═══ Extract to read

Investigators at Children’s Hospital Los Angeles and the University of Southern California, Los Angeles, USA, have demonstrated the feasibility of implanting a micropacemaker system in the pericardial sac surrounding the heart — a breakthrough that may open up new cardiac pacing options for children and adults.
The micropacemaker—inserted through a single, tiny incision—avoids an invasive surgical procedure and the complications related to long pacemaker leads. The study, “Minimally Invasive Implantation of a Micropacemaker into the Pericardial Space,” was recently published online, in advance of publication by Circulation: Arrhythmia and Electrophysiology.
“Much about this device and its implantation is novel — starting with implanting an entire pacing system in the pericardial space in a minimally-invasive fashion, which has never been done before,” said CHLA cardiologist, Yaniv Bar-Cohen, director of the Southern California Consortium For Technology and Innovation in Pediatrics and professor of Clinical Pediatrics and Medicine, Keck School of Medicine of USC.
Bar-Cohen and Gerald E. Loeb, professor in the Department of Biomedical Engineering at the USC Viterbi School of Engineering, are lead investigators on the study. Along with Ramen Chmait, associate professor of Obstetrics and Gynecology at USC, the research team is also collaborating on the invention of the first micropacemaker to treat foetuses in utero.
“Our work on the foetal pacemaker served as a bridge to this development,” said Bar-Cohen. Unlike the foetal system, the micropacemaker has the potential to benefit a much larger population, including children, people born with congenital heart disease and adults for whom traditional pacemakers are less than ideal.

══════

## Problem statement
Write out, word for word, the stretch of the micropacemaker article from "Bar-Cohen and Gerald" through "foetuses in utero.".

═══ Data supplied

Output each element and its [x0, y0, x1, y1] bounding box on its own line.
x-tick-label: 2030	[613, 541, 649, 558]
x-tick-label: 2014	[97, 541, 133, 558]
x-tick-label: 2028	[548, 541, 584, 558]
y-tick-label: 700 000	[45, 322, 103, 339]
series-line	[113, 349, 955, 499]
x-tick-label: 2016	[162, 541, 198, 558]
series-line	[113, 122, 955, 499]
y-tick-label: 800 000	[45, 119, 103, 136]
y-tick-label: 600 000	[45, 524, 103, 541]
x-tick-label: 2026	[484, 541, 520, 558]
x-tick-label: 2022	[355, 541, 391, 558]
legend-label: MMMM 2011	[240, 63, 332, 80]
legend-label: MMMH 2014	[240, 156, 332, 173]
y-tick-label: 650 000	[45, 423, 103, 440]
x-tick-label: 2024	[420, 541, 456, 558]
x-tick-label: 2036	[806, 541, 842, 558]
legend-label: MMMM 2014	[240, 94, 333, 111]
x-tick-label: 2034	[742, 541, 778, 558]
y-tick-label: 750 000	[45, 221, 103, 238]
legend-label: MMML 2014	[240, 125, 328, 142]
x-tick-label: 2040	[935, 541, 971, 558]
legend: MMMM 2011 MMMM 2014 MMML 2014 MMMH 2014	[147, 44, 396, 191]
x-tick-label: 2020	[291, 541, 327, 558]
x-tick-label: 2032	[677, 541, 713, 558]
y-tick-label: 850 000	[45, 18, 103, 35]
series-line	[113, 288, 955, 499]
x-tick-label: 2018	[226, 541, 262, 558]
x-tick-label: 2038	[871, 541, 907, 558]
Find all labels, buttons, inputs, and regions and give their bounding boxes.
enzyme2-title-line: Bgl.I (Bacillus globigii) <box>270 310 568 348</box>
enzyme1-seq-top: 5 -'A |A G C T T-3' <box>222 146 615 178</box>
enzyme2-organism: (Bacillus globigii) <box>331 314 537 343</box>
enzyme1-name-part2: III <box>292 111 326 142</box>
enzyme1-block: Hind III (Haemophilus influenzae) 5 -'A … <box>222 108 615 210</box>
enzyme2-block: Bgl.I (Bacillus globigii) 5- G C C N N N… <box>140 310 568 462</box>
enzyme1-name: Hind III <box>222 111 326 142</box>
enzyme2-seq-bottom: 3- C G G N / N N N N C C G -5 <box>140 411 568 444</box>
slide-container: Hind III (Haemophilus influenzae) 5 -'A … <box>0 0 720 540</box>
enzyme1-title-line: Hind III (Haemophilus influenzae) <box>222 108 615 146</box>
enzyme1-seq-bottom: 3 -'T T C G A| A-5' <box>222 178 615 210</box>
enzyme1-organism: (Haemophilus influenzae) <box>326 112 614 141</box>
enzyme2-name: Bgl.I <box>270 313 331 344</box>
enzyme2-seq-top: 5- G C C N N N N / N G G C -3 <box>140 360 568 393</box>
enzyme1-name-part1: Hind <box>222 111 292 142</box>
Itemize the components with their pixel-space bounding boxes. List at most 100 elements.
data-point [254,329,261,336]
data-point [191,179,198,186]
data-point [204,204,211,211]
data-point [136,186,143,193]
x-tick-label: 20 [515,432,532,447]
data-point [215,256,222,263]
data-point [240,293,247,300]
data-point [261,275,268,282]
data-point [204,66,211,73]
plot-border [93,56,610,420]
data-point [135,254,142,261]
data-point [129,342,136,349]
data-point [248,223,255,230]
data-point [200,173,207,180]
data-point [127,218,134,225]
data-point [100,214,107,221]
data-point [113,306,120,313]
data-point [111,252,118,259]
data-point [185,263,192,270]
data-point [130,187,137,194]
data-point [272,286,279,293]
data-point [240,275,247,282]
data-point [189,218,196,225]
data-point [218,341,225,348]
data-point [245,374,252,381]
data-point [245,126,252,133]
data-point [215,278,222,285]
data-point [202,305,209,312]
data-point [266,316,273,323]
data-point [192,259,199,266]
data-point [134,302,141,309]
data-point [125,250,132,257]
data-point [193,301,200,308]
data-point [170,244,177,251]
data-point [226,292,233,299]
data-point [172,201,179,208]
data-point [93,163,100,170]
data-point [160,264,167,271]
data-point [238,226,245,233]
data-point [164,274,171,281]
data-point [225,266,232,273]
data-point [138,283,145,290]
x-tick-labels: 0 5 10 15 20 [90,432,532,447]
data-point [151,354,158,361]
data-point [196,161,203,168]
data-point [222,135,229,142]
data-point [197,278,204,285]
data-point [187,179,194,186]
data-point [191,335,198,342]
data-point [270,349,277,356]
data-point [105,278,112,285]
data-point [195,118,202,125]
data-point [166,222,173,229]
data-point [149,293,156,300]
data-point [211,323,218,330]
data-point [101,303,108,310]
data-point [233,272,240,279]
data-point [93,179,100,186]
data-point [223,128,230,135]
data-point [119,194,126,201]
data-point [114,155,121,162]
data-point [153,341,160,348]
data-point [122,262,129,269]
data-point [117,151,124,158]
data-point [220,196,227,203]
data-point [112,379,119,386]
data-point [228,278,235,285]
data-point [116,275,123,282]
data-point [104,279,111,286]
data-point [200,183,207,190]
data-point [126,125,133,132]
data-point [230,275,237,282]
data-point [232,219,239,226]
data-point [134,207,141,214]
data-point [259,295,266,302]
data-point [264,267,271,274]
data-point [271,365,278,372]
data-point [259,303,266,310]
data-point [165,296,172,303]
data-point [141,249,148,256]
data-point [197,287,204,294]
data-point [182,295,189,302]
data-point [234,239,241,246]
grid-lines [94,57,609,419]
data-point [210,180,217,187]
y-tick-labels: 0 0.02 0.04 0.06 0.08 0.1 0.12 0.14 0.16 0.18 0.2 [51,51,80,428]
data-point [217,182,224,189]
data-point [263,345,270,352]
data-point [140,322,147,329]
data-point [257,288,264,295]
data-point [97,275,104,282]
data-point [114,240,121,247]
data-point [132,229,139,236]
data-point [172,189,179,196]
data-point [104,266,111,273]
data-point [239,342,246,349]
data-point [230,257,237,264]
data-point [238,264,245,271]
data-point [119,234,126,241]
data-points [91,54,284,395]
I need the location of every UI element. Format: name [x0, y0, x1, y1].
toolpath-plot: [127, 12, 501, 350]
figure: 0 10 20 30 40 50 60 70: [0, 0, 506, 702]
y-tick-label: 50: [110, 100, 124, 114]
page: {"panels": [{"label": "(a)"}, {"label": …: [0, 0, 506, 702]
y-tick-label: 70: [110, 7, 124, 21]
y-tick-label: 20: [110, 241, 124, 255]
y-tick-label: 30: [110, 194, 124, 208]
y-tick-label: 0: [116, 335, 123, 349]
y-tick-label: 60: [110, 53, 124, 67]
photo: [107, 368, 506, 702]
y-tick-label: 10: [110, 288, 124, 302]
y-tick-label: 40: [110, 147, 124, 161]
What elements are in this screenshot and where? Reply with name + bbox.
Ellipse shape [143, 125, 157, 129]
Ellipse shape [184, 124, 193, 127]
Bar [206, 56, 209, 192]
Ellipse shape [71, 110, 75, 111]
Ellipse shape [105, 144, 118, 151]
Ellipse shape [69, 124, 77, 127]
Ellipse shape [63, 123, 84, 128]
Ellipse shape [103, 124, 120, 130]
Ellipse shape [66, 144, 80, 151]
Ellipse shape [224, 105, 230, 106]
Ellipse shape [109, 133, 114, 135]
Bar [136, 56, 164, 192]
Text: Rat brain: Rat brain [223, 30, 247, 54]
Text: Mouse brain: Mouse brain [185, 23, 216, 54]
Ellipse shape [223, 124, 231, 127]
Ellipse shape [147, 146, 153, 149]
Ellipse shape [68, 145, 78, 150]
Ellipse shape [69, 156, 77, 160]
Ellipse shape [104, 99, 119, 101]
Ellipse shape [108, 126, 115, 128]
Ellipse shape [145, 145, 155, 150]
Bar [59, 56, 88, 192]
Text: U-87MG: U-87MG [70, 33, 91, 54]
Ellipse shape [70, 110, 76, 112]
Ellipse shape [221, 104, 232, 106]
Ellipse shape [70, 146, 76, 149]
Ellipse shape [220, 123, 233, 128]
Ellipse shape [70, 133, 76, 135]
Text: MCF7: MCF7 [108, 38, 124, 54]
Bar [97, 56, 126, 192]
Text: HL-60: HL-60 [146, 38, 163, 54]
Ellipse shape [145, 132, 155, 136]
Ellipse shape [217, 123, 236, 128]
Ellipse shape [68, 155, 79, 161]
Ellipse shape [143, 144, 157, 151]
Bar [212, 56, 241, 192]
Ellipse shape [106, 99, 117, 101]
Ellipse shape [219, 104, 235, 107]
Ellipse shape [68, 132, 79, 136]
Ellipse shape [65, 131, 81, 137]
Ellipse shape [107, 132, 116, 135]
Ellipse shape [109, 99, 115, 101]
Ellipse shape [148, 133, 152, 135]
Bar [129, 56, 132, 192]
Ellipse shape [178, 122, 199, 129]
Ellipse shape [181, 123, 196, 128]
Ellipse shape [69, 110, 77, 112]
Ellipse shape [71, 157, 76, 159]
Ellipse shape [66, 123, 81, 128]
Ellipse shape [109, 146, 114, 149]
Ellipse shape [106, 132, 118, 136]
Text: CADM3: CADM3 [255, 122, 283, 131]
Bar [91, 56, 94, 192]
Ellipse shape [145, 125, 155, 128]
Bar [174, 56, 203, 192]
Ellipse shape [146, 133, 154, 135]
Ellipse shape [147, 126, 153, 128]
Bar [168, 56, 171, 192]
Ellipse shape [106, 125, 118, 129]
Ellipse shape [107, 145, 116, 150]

══════

## Response below
Bar-Cohen and Gerald E. Loeb, professor in the Department of Biomedical Engineering at the USC Viterbi School of Engineering, are lead investigators on the study. Along with Ramen Chmait, associate professor of Obstetrics and Gynecology at USC, the research team is also collaborating on the invention of the first micropacemaker to treat foetuses in utero.